• [What is asked]:
Find each line with the string "attack" and copy it.

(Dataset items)
:::
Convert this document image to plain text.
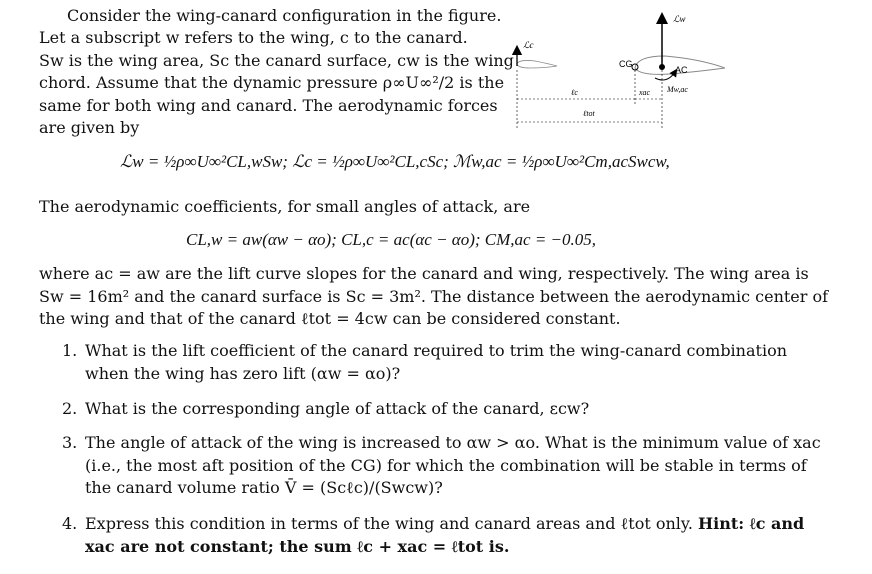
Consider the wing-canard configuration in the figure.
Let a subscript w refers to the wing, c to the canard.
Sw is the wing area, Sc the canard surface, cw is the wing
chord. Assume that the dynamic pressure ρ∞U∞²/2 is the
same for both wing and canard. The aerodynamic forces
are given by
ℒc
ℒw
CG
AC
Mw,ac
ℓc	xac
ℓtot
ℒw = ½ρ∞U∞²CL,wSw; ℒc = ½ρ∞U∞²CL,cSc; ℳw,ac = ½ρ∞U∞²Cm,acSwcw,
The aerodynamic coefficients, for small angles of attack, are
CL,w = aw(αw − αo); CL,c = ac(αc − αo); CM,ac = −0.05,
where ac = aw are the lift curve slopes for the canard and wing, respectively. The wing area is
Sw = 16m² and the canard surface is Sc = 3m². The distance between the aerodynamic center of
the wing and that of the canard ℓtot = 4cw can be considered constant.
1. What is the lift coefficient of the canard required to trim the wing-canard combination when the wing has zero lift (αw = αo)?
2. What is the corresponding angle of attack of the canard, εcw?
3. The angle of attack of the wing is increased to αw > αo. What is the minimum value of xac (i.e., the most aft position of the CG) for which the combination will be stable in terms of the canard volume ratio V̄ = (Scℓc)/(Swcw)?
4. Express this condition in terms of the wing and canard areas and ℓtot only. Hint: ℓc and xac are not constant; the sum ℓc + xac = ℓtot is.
:::
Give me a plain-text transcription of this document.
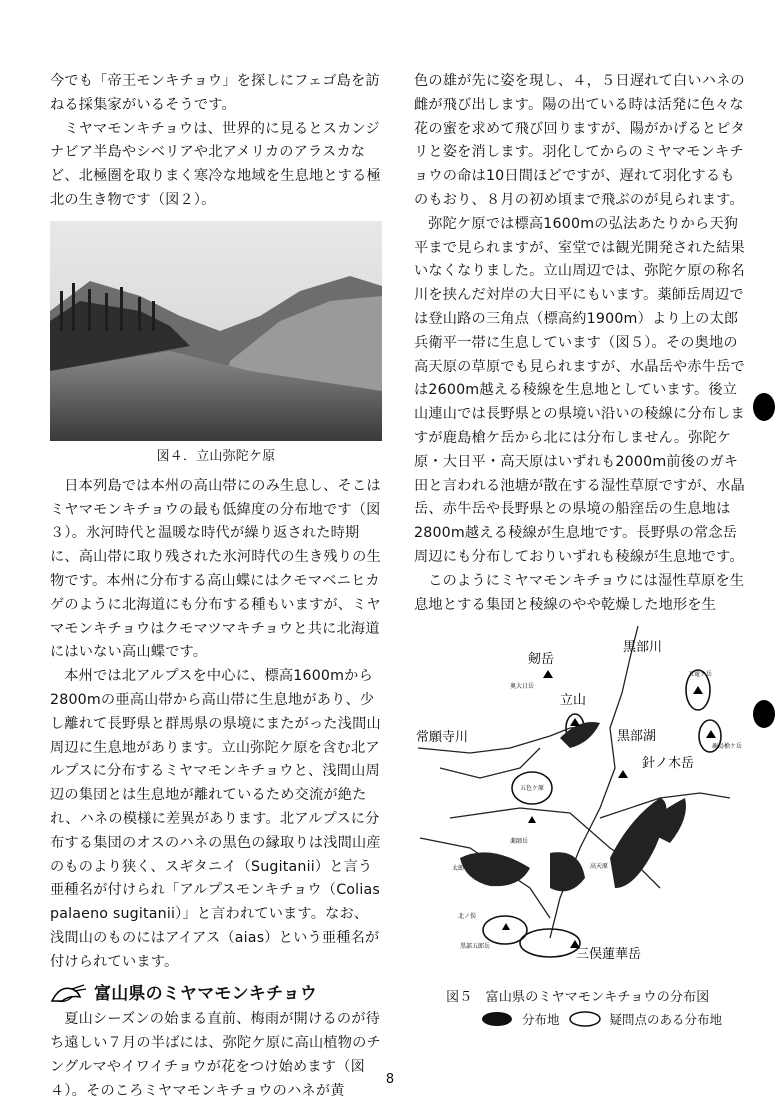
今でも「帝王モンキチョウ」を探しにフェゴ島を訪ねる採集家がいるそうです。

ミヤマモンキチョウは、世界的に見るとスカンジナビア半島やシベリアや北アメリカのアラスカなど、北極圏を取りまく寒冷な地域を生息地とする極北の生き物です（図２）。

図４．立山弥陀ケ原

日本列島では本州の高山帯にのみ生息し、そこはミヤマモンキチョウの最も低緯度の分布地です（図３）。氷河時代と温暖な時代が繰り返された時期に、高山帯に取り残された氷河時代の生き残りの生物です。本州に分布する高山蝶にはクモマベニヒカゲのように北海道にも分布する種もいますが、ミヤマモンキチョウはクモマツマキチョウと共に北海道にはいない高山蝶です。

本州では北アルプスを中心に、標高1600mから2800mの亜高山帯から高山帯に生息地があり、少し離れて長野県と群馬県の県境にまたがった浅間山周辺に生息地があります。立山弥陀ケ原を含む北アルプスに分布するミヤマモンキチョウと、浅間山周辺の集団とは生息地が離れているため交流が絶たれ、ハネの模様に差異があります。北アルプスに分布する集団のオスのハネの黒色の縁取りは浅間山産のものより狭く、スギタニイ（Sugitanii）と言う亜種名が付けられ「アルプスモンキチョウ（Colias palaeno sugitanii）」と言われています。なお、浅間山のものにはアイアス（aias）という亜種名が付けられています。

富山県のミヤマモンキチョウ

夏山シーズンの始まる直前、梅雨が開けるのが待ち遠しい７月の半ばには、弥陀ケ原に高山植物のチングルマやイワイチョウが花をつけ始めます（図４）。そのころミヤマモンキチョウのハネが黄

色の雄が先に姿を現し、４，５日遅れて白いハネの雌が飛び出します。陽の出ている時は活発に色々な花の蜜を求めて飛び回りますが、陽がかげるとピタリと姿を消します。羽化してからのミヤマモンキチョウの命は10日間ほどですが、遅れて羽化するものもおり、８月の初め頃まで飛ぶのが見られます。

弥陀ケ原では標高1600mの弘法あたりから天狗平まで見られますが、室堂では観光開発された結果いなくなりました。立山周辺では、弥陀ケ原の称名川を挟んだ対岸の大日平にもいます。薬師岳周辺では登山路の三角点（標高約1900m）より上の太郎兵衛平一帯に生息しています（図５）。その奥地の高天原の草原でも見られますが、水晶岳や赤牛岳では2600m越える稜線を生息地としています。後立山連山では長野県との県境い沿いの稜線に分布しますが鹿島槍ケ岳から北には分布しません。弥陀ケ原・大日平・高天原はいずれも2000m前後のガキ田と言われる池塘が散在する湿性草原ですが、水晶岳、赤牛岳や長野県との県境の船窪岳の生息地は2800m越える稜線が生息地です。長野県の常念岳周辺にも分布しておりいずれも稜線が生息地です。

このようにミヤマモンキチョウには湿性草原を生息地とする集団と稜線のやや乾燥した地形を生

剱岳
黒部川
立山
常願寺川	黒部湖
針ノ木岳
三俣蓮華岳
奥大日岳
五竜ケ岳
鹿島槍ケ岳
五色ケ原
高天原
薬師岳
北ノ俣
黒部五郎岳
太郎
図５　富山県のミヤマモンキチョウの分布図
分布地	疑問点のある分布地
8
:::
• [Result of this exercise]:
The aerodynamic coefficients, for small angles of attack, are
2. What is the corresponding angle of attack of the canard, εcw?
3. The angle of attack of the wing is increased to αw > αo. What is the minimum value of xac (i.e., the most aft position of the CG) for which the combination will be stable in terms of the canard volume ratio V̄ = (Scℓc)/(Swcw)?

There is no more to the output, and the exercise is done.